__The input__
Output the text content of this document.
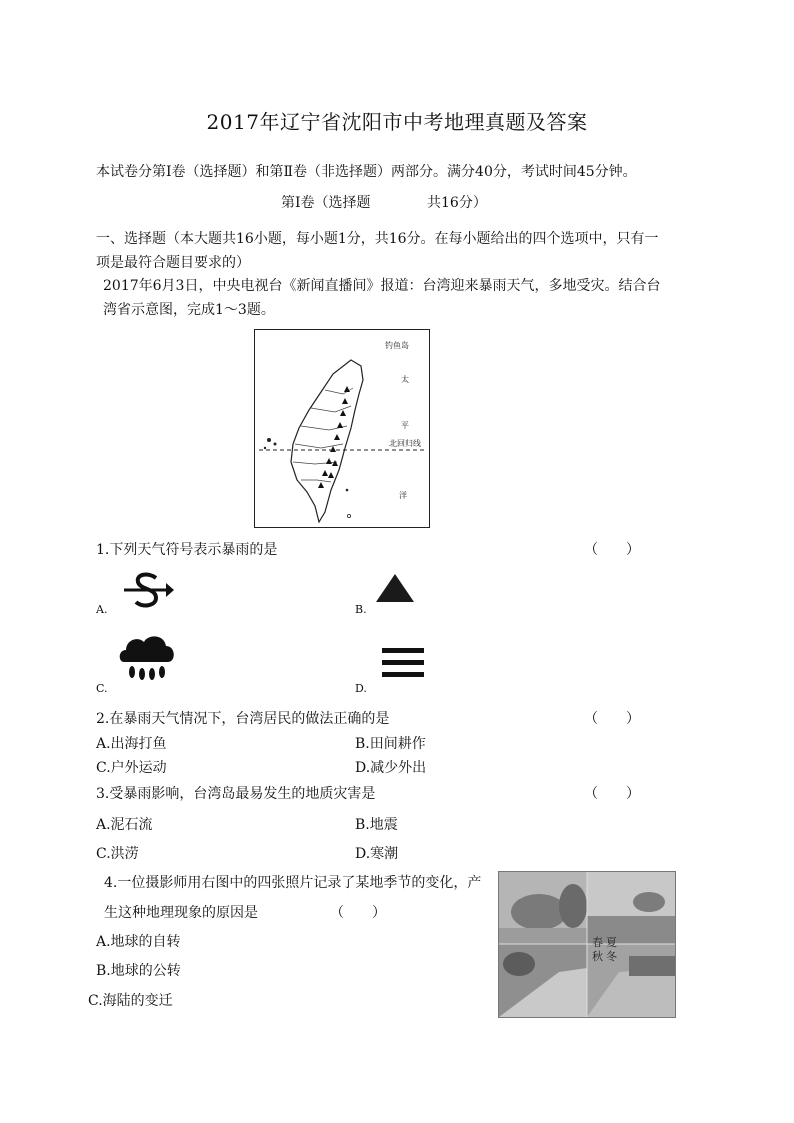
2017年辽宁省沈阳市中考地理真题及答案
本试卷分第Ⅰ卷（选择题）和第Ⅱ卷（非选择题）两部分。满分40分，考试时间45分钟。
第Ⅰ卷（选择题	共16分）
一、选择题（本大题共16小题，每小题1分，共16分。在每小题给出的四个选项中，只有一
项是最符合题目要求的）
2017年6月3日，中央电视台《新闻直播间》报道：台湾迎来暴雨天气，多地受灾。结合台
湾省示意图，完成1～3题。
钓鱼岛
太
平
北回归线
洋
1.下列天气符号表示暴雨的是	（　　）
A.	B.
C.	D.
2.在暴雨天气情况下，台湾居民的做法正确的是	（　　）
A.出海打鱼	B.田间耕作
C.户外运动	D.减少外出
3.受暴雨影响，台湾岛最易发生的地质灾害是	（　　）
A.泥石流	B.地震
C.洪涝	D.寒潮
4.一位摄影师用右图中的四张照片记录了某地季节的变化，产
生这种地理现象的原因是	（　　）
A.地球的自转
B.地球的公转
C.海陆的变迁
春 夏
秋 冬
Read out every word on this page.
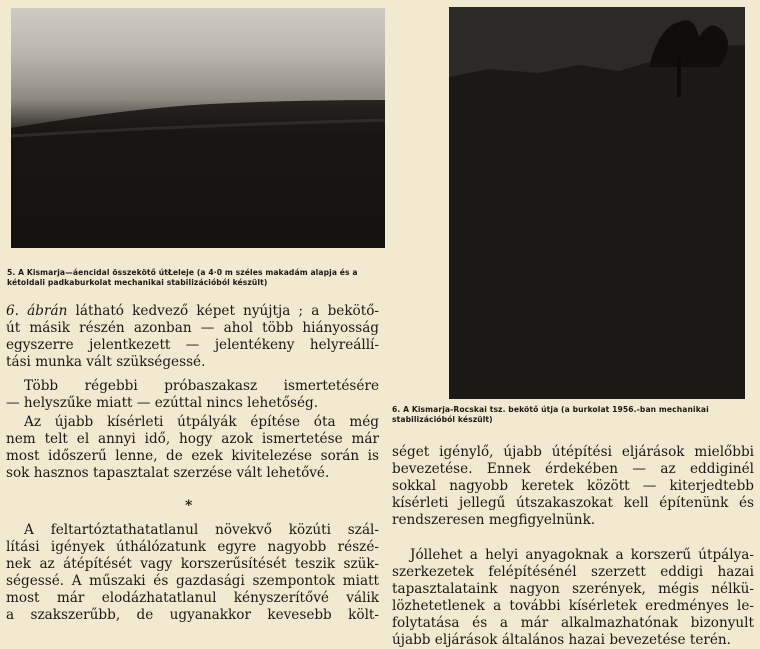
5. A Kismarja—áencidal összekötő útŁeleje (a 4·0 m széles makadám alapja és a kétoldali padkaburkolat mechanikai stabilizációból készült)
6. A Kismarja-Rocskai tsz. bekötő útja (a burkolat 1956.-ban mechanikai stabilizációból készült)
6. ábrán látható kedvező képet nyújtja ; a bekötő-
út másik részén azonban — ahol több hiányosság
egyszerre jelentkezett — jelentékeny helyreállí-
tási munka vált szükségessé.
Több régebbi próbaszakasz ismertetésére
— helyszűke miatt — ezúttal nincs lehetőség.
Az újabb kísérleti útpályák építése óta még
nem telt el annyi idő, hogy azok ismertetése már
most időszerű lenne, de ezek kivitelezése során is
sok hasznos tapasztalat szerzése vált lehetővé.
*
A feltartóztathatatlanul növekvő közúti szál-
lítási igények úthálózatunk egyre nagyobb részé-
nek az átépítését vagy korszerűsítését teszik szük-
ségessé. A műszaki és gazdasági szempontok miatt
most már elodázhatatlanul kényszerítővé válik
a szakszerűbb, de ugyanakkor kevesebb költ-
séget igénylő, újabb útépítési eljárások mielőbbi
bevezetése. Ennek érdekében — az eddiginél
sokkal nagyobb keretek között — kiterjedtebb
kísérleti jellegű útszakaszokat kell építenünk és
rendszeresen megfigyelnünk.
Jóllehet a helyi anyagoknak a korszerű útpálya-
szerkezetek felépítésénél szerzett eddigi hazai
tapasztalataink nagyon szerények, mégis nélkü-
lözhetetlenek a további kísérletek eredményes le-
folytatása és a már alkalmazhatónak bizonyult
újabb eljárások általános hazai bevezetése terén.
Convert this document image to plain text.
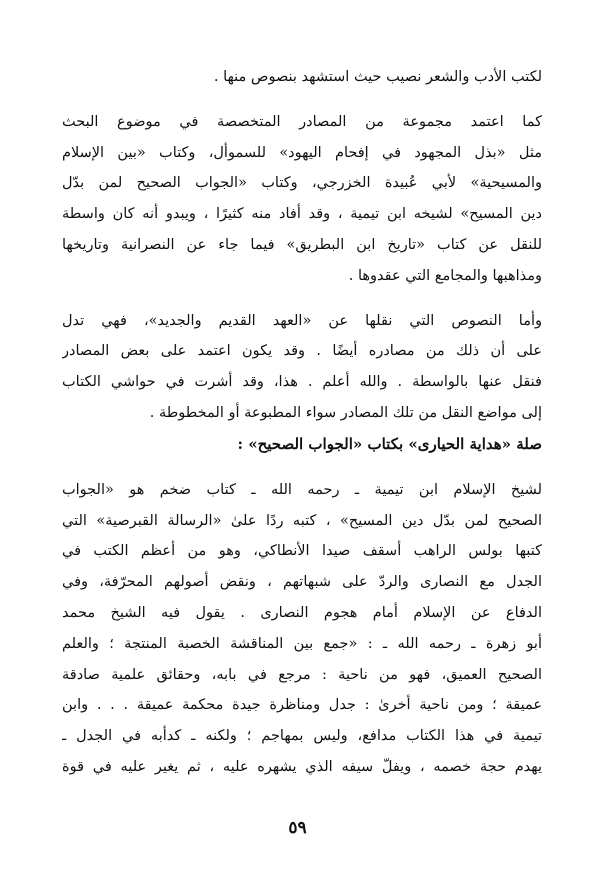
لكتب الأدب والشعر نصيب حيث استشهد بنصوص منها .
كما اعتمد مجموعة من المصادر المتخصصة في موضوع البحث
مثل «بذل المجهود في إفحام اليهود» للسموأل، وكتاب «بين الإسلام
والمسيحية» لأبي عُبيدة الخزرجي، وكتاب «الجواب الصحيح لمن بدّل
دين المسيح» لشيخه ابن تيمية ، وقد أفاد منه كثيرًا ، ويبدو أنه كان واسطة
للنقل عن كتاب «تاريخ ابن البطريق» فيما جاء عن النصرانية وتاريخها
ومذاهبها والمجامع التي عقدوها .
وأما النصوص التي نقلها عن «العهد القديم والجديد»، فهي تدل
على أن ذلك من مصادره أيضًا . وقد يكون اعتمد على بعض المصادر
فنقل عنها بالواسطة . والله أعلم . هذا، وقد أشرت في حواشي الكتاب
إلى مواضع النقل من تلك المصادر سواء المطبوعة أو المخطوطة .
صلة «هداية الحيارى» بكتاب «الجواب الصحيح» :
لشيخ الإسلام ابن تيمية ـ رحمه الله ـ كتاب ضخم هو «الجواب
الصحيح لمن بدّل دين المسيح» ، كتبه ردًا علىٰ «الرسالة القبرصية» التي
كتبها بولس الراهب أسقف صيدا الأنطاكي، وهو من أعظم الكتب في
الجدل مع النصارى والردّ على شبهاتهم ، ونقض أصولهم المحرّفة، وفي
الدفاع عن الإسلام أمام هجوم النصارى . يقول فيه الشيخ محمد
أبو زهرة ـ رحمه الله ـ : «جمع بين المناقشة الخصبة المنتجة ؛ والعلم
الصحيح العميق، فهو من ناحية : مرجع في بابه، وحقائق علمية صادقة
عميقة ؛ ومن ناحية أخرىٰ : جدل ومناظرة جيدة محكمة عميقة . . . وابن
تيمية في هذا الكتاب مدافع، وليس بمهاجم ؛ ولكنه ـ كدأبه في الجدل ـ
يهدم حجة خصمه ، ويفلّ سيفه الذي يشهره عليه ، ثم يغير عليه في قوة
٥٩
==
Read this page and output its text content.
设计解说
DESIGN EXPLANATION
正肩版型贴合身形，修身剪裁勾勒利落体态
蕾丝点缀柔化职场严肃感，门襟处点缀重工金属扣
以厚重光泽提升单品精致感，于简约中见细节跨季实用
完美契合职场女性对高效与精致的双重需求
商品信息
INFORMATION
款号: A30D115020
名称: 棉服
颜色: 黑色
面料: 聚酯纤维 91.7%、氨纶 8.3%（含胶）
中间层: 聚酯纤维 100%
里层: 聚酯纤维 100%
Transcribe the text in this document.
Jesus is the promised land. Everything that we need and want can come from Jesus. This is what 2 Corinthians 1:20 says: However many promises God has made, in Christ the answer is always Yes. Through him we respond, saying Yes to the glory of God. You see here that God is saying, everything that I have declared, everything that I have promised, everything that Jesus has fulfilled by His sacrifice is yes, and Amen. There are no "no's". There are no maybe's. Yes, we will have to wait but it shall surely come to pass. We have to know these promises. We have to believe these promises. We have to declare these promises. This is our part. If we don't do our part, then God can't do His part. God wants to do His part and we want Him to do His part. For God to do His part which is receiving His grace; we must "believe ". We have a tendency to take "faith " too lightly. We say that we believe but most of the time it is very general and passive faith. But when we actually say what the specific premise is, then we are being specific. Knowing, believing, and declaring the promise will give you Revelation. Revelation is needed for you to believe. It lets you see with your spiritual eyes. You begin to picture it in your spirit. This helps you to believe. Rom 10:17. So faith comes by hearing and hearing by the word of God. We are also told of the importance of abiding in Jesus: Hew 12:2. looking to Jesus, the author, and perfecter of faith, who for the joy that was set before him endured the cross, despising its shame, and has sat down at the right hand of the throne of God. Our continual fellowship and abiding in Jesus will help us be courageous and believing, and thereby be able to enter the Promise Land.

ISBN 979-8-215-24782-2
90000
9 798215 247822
--
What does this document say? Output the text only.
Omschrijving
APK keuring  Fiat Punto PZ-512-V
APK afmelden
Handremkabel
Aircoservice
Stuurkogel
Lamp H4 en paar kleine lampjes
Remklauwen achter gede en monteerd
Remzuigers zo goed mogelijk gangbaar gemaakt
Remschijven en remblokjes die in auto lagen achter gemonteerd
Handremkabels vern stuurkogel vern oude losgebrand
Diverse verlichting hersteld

__Given task__
In the listing above, find the lines holding the word "mechanikai" and copy them.

__Worked answer__
5. A Kismarja—áencidal összekötő útŁeleje (a 4·0 m széles makadám alapja és a kétoldali padkaburkolat mechanikai stabilizációból készült)
6. A Kismarja-Rocskai tsz. bekötő útja (a burkolat 1956.-ban mechanikai stabilizációból készült)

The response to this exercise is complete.